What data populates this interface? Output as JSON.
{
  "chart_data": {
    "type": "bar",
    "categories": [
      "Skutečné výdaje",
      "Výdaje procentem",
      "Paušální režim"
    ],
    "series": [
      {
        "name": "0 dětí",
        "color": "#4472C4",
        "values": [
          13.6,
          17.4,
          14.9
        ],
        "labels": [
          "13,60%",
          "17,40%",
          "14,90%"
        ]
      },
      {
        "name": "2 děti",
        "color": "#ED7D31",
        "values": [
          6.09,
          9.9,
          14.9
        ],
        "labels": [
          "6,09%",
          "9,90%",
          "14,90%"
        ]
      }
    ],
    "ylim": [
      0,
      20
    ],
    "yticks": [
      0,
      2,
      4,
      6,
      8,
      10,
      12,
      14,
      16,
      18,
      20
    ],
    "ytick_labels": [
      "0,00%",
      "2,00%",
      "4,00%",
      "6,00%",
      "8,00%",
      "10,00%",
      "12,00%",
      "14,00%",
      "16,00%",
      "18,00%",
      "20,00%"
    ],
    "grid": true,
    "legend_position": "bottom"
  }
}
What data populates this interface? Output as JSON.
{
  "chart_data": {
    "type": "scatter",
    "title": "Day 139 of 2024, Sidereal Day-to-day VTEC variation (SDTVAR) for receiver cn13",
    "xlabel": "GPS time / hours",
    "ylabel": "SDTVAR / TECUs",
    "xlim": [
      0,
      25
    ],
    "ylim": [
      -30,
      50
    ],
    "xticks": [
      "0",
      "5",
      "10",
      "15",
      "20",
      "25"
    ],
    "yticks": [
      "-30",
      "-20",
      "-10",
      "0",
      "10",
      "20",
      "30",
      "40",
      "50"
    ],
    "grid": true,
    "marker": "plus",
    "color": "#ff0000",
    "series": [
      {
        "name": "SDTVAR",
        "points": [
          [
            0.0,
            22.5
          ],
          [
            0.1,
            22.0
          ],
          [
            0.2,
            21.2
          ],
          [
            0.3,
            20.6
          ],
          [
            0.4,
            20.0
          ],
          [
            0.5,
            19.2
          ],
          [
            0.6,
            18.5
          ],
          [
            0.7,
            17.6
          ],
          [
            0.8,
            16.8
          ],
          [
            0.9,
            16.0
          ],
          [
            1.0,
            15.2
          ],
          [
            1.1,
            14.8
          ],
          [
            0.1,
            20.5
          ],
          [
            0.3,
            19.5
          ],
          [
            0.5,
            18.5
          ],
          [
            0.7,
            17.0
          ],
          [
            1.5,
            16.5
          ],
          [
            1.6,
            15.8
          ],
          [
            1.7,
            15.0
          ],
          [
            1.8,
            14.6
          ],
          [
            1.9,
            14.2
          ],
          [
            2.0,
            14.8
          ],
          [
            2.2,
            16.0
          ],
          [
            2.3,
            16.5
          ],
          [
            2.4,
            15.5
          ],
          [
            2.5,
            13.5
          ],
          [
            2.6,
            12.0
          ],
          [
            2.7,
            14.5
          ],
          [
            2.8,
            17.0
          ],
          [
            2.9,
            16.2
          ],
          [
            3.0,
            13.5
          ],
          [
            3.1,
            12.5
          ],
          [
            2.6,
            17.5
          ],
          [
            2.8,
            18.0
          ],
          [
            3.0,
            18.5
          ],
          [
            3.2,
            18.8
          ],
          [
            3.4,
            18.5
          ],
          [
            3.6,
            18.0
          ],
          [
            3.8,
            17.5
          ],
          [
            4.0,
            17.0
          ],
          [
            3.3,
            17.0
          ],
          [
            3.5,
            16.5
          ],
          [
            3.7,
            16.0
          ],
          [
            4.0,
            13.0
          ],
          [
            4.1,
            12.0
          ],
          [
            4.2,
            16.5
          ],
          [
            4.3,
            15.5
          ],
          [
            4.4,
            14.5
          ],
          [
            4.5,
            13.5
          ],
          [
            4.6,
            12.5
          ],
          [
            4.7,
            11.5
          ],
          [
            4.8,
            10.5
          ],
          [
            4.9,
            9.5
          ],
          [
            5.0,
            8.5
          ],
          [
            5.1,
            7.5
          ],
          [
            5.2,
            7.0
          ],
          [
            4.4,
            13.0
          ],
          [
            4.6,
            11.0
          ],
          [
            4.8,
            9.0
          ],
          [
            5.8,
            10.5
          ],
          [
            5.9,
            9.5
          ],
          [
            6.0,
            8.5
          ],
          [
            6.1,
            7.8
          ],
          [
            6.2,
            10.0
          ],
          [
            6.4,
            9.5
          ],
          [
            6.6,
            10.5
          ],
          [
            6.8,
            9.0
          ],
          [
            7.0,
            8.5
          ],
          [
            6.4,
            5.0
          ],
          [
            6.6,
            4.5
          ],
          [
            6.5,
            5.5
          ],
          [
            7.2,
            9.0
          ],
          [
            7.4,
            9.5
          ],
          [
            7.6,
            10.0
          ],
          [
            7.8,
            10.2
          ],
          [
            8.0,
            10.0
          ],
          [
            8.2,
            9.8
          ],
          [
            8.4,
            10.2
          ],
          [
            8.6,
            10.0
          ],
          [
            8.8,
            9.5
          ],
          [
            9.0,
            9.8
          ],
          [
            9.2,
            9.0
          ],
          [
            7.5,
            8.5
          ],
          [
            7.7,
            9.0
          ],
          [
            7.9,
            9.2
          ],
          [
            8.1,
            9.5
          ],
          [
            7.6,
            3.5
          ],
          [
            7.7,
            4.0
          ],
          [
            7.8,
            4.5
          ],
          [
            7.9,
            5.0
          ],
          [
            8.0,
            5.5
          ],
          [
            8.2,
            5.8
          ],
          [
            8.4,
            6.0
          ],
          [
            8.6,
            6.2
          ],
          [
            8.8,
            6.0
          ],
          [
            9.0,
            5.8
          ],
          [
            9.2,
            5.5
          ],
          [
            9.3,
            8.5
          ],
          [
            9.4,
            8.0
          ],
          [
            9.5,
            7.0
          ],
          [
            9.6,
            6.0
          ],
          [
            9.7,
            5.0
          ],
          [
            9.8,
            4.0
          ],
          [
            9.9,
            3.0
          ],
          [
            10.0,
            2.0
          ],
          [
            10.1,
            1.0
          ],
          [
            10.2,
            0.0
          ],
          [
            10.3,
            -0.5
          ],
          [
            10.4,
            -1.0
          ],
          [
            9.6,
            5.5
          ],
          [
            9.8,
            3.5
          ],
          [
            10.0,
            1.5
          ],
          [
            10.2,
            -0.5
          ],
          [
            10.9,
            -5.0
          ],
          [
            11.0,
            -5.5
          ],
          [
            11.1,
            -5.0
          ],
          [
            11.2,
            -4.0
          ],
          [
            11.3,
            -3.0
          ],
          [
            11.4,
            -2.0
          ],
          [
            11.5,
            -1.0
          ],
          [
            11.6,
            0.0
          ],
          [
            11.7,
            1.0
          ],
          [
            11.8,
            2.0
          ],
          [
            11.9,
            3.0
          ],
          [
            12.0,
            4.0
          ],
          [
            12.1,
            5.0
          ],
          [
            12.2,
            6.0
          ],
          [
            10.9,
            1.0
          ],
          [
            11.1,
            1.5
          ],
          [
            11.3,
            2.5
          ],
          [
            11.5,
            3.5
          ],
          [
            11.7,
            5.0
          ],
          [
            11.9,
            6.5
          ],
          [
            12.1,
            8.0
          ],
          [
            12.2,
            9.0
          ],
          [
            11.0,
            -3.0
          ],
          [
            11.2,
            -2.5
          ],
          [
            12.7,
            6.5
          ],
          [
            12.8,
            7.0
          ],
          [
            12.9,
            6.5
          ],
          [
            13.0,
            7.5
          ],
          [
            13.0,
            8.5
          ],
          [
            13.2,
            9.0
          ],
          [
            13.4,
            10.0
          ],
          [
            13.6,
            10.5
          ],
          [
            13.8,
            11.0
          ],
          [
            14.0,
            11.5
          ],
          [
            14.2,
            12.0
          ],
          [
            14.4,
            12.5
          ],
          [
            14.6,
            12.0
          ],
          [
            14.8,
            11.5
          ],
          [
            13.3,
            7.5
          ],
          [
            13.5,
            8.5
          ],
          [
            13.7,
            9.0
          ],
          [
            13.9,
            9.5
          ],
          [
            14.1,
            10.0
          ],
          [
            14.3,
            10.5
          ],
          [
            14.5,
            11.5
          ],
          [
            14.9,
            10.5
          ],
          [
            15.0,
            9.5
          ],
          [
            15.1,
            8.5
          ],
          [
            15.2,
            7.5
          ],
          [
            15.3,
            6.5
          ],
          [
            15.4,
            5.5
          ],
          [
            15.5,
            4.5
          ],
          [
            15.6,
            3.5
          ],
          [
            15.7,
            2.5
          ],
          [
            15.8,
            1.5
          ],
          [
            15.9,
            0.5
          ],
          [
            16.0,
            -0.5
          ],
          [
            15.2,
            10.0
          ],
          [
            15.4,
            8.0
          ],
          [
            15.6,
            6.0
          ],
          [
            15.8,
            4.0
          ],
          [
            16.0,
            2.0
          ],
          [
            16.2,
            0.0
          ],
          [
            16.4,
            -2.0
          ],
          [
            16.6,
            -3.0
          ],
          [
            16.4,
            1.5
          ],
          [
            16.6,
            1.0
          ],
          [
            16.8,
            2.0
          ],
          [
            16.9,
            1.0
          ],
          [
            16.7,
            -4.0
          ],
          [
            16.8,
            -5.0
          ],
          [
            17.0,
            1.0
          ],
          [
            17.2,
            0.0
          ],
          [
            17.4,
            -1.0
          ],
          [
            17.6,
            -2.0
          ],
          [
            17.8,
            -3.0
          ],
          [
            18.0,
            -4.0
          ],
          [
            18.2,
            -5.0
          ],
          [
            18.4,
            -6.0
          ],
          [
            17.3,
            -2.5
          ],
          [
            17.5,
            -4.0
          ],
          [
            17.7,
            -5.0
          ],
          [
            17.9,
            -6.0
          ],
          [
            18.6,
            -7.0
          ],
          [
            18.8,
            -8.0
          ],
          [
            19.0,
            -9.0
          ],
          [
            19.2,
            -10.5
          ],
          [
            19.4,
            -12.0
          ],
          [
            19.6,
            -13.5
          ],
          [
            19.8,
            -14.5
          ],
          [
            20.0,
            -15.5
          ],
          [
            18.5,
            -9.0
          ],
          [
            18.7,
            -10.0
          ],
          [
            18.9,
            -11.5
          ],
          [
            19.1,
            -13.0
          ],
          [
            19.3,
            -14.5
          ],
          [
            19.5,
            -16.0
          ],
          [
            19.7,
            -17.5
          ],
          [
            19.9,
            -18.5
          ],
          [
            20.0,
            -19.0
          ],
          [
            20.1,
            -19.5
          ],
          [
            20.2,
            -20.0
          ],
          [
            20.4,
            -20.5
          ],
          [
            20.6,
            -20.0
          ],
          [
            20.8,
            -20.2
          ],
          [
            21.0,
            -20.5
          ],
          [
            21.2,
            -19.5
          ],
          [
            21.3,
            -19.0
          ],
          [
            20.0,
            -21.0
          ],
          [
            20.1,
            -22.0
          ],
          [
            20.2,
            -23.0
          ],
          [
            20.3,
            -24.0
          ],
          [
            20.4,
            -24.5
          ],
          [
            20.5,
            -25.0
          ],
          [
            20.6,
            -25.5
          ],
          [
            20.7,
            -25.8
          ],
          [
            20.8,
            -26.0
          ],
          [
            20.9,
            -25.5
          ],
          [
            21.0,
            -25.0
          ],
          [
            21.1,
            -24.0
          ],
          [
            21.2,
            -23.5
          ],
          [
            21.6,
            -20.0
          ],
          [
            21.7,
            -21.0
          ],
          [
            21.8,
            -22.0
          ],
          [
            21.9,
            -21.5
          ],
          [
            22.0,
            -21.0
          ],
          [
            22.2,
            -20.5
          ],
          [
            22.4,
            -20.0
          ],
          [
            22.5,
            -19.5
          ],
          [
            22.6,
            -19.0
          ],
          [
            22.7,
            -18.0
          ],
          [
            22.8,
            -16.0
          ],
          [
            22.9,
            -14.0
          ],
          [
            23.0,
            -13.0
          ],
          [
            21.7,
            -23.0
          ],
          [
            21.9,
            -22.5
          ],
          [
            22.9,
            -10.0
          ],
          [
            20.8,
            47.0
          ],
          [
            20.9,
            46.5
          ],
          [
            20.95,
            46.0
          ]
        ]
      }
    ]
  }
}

++++++++++++++++++++

Your answer should be a single number: how many lines in the data above include "SDTVAR"?

* _Full solution_:
3